* **EXERCISE**
Extract every line from the records below that contains the word "name".

((

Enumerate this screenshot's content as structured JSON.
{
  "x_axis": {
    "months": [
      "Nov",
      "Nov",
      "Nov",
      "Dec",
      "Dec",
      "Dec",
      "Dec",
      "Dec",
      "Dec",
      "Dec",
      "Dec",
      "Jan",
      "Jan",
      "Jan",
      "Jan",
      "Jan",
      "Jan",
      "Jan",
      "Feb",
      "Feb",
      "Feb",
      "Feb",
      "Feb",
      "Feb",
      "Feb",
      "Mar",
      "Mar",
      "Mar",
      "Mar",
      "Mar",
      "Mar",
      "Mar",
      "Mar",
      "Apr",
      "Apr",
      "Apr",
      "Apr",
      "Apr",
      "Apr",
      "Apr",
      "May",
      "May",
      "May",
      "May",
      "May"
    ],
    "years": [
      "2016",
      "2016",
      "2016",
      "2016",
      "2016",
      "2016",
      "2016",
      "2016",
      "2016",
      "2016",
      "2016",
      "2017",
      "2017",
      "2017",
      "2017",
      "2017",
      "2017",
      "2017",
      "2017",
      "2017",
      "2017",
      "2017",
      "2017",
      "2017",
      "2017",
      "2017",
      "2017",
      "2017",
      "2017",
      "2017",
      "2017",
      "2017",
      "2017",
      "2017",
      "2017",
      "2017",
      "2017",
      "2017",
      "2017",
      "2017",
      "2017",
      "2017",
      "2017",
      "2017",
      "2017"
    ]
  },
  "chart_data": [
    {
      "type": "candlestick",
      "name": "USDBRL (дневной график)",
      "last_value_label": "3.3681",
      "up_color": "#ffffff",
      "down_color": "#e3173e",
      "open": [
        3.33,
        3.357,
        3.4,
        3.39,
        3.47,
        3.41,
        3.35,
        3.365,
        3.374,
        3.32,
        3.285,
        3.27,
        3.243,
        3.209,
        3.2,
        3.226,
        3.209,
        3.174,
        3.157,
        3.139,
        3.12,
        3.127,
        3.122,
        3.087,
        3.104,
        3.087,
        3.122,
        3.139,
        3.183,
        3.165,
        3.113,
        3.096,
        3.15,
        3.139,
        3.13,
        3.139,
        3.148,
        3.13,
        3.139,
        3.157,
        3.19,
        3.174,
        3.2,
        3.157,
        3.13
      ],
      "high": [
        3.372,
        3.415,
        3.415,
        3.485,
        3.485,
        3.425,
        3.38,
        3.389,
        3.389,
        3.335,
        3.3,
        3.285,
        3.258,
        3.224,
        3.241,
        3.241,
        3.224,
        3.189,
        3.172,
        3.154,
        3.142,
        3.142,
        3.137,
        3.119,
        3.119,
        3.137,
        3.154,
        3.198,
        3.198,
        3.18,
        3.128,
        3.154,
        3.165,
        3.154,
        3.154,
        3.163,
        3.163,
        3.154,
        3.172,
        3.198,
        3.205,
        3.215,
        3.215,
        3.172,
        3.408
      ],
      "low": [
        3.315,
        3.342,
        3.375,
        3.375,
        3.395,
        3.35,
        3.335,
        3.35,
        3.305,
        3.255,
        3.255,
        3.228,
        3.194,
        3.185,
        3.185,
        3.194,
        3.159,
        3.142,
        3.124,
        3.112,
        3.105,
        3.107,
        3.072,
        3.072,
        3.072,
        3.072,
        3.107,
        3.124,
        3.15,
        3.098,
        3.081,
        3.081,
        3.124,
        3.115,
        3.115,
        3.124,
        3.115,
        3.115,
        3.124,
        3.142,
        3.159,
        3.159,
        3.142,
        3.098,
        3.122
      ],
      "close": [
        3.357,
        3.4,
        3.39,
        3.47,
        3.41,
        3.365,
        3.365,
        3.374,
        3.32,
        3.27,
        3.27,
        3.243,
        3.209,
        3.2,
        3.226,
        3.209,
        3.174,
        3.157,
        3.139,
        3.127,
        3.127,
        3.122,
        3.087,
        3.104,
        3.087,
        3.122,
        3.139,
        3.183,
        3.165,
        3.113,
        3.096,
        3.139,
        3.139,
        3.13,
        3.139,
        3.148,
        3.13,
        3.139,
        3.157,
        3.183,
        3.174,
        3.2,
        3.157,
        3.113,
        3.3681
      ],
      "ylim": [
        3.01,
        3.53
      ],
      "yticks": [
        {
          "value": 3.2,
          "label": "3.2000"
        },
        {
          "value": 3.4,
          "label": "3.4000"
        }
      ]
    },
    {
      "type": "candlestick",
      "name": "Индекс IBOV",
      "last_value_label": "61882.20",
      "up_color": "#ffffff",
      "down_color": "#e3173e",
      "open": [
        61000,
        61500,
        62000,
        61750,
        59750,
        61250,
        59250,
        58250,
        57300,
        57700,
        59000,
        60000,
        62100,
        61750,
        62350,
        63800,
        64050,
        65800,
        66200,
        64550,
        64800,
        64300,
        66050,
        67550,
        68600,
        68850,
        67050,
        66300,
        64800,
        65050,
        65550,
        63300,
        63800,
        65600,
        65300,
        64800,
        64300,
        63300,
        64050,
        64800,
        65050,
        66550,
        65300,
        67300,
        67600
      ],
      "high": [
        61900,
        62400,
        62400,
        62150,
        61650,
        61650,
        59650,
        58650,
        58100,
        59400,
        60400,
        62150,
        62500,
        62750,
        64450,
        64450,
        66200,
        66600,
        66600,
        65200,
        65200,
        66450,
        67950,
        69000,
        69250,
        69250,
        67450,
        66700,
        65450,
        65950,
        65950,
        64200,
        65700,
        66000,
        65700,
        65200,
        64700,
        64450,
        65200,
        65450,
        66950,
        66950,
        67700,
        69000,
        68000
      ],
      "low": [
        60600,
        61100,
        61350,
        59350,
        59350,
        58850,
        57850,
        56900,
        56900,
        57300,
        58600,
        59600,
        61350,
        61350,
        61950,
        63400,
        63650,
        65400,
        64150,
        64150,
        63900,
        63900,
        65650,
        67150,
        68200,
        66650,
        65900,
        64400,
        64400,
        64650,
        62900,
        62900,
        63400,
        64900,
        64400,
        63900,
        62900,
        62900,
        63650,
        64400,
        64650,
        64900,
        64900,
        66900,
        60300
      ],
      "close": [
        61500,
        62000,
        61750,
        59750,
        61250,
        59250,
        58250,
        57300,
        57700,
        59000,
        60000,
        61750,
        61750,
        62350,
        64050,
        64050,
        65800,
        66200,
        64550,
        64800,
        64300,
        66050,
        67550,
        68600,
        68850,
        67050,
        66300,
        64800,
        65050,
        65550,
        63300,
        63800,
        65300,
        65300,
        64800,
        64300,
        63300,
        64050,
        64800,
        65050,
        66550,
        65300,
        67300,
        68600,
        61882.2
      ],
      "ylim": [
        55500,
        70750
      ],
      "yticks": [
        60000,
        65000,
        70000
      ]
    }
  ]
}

))
((

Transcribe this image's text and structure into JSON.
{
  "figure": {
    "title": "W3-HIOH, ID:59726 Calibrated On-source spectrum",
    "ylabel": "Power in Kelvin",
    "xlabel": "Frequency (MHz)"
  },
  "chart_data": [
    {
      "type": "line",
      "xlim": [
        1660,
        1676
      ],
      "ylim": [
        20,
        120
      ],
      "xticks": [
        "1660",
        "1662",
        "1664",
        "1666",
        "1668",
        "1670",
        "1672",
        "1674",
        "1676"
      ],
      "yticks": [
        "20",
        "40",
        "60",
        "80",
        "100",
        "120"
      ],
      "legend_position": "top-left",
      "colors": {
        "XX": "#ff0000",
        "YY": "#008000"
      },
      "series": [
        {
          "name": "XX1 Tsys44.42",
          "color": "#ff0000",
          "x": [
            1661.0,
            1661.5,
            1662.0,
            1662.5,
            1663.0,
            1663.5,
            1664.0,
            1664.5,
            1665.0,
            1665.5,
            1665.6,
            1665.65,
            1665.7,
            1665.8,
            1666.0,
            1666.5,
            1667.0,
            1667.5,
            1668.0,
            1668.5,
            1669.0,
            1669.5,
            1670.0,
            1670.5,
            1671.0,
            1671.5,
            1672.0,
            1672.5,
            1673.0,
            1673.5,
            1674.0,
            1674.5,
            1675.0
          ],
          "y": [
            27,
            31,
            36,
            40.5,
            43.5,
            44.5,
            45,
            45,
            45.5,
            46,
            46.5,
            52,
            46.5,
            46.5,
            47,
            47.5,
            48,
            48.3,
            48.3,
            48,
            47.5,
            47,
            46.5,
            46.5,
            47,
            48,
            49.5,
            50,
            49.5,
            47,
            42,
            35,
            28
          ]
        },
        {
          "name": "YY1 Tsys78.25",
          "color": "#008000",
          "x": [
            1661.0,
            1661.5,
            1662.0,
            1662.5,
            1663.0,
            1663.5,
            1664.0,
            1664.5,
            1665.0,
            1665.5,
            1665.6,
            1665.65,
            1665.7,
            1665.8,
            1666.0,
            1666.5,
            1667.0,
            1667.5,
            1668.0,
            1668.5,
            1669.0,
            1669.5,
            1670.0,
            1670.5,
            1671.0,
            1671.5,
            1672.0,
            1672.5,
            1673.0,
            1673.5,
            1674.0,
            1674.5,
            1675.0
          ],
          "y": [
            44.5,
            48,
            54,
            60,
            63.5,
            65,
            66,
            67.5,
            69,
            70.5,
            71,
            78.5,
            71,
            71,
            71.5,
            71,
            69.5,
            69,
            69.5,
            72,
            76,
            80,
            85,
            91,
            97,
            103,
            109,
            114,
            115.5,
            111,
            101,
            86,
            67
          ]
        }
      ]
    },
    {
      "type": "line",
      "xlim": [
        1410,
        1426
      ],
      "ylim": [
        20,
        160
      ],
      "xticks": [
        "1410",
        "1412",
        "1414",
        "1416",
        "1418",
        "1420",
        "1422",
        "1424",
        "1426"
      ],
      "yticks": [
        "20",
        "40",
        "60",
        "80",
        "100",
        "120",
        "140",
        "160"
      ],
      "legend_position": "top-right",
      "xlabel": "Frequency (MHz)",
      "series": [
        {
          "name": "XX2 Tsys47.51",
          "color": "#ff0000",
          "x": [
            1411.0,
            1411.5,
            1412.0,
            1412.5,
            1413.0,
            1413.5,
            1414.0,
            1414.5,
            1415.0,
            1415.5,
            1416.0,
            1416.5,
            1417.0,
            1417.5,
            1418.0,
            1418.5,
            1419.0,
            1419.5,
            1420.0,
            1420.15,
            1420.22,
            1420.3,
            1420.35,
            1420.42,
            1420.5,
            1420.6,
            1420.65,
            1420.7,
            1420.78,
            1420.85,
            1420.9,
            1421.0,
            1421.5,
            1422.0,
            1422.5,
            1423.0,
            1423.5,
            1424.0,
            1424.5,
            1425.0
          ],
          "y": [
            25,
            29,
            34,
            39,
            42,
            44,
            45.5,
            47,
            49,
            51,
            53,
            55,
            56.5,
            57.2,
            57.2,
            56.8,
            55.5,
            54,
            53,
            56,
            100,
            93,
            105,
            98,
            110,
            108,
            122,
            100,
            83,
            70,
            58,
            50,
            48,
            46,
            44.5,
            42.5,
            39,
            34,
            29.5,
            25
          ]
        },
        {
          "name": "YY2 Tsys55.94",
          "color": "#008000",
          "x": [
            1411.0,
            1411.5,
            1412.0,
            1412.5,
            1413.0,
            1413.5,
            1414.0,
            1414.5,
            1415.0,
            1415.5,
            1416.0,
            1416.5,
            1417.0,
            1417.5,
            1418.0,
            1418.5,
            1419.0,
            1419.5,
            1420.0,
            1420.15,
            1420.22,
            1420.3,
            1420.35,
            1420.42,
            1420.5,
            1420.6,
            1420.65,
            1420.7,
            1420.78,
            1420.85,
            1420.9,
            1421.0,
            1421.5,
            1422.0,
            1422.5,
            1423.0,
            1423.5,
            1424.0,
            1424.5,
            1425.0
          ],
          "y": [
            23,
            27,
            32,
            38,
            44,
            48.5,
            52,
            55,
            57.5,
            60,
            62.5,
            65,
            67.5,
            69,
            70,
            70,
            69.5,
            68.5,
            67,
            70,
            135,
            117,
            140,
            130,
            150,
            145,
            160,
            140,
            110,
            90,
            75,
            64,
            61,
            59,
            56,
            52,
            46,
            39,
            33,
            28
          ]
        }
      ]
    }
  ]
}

))
((

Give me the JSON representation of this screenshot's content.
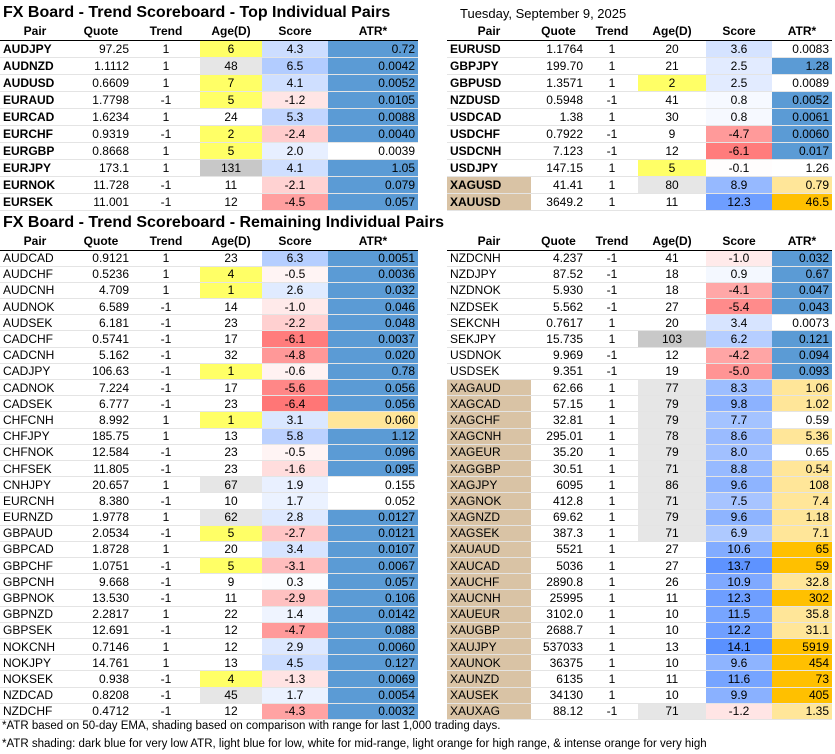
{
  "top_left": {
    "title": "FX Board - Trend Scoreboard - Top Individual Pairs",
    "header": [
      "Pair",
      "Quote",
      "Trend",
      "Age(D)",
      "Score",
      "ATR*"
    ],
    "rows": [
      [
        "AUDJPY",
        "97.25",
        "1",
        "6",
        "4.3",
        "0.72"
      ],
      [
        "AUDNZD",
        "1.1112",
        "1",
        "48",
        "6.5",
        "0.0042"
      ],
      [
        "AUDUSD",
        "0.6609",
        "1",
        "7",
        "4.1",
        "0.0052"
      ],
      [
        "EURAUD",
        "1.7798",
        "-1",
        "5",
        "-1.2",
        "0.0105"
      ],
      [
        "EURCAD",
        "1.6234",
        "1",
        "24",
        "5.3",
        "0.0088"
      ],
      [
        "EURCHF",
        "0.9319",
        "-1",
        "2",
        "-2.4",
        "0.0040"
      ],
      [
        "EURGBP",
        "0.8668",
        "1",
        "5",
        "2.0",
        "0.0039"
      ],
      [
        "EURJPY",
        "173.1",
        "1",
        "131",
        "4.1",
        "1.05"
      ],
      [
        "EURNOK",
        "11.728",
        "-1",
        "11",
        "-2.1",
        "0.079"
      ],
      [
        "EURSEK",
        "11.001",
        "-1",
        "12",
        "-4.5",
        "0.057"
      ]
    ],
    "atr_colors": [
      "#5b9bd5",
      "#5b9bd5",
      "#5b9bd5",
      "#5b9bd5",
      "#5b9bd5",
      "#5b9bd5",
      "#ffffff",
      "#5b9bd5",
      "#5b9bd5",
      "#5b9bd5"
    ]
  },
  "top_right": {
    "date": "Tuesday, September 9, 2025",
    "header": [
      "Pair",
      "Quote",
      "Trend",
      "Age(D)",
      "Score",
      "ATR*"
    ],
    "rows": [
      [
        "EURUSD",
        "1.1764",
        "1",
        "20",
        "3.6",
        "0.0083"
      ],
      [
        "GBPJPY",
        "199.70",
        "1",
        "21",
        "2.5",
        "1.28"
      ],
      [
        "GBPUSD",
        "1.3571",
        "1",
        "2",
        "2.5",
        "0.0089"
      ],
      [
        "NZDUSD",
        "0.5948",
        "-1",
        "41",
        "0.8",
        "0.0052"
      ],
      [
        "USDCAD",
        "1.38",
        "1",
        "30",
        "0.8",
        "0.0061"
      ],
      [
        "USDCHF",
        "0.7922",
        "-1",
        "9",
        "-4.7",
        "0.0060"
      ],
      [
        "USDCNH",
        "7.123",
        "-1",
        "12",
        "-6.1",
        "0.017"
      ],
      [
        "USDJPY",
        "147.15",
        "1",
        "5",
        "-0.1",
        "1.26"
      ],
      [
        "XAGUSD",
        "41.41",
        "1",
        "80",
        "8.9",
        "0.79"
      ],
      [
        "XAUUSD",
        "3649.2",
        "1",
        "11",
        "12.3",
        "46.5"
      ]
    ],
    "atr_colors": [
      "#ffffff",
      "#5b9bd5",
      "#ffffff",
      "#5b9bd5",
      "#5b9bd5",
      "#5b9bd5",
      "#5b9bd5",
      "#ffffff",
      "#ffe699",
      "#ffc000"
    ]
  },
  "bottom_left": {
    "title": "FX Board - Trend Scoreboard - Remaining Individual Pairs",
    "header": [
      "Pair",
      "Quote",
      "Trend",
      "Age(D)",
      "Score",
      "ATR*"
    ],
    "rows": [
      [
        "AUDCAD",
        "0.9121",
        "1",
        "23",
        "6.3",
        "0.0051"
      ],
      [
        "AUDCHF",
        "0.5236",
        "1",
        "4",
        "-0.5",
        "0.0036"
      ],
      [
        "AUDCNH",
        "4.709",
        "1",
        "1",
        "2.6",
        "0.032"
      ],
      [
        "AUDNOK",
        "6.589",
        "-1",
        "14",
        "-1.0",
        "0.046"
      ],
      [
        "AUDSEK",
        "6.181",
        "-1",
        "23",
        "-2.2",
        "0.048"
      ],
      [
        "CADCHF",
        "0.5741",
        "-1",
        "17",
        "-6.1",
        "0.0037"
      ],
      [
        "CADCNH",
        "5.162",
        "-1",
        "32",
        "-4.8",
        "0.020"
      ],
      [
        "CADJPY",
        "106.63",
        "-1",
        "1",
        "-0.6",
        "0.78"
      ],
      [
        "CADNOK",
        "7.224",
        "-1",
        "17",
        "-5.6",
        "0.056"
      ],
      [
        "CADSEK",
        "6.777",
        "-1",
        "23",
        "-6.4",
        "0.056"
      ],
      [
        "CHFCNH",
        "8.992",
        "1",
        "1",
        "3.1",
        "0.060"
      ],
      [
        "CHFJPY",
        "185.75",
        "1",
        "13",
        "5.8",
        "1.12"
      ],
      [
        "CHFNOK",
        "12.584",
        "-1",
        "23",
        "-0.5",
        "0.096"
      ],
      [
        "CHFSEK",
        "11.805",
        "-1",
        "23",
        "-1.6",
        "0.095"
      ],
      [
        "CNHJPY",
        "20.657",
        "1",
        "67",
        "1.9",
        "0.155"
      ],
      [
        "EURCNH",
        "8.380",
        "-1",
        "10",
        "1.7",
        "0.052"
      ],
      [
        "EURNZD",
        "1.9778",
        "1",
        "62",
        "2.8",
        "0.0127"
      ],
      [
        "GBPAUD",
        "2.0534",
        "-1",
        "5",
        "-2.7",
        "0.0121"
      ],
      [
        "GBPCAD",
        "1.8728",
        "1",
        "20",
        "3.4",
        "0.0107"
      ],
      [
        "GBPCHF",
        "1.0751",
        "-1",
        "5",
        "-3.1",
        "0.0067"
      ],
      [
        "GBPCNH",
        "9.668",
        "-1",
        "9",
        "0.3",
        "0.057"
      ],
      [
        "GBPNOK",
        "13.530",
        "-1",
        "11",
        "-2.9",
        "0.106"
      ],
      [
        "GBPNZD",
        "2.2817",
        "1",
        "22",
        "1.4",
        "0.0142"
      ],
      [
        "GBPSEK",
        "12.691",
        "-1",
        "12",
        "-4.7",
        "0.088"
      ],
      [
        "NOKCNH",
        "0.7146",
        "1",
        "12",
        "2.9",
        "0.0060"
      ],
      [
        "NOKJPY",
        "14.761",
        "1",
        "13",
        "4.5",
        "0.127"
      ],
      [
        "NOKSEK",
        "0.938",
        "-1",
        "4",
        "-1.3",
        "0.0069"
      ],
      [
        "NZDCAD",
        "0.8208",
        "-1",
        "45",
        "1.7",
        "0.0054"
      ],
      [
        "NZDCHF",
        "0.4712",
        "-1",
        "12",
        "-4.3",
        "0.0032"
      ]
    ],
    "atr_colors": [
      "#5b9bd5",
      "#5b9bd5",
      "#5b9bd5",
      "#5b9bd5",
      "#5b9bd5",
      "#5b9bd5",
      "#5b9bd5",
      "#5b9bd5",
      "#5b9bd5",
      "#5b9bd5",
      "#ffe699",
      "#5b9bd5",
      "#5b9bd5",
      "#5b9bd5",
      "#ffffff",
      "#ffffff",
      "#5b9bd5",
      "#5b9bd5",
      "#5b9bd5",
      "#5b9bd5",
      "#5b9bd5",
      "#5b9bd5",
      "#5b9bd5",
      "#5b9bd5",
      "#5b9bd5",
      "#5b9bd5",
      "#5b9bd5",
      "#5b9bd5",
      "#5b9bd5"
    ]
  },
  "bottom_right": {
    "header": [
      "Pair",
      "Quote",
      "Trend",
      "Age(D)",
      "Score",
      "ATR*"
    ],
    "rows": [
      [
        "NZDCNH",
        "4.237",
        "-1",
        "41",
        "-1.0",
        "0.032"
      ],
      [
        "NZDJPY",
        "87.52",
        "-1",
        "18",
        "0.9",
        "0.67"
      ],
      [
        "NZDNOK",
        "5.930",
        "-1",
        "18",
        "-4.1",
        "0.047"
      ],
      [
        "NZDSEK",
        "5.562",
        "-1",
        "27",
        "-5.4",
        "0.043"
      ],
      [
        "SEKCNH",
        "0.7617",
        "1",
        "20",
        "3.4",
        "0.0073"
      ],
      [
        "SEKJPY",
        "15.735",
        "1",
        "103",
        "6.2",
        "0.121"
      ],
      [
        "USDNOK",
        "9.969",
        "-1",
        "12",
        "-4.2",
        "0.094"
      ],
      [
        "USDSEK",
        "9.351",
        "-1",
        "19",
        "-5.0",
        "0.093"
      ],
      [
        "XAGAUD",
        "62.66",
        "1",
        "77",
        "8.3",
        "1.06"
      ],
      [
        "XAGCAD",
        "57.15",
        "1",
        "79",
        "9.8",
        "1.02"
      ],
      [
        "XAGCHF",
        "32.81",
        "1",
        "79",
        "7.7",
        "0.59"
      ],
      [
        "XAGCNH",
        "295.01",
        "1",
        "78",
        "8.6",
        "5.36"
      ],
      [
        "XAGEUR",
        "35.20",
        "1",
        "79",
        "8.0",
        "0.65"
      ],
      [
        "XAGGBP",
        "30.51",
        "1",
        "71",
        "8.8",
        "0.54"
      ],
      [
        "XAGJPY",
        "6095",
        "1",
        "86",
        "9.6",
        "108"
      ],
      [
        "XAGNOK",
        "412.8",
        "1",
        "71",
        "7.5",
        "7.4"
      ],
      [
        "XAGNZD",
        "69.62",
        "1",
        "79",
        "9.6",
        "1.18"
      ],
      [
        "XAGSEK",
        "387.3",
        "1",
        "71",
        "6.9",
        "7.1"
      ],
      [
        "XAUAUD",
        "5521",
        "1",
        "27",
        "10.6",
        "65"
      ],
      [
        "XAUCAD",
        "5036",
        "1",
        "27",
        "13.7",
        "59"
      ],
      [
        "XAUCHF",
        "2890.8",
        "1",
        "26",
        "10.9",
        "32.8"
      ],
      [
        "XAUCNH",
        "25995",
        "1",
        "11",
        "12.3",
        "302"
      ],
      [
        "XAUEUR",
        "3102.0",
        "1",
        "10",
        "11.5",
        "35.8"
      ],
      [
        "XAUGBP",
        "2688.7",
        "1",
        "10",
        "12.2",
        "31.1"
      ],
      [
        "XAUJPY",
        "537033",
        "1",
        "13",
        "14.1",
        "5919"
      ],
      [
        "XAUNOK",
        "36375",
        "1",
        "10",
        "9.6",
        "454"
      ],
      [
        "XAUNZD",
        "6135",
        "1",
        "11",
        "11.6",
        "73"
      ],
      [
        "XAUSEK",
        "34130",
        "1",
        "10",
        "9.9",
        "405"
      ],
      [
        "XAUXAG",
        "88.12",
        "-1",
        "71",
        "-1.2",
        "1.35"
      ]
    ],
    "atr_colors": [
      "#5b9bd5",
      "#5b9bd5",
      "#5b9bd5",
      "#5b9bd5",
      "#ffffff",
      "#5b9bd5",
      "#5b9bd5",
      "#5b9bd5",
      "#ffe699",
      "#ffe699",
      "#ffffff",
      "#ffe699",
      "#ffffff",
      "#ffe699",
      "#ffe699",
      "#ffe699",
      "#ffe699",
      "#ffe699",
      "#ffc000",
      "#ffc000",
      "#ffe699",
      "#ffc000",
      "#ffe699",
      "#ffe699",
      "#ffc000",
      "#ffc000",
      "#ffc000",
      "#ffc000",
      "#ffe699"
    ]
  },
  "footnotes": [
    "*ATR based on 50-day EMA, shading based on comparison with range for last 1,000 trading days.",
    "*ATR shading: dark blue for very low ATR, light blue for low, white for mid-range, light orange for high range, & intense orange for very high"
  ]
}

))

* **SOLUTION TO THE PROBLEM**
      "name": "USDBRL (дневной график)",
      "name": "Индекс IBOV",
          "name": "XX1 Tsys44.42",
          "name": "YY1 Tsys78.25",
          "name": "XX2 Tsys47.51",
          "name": "YY2 Tsys55.94",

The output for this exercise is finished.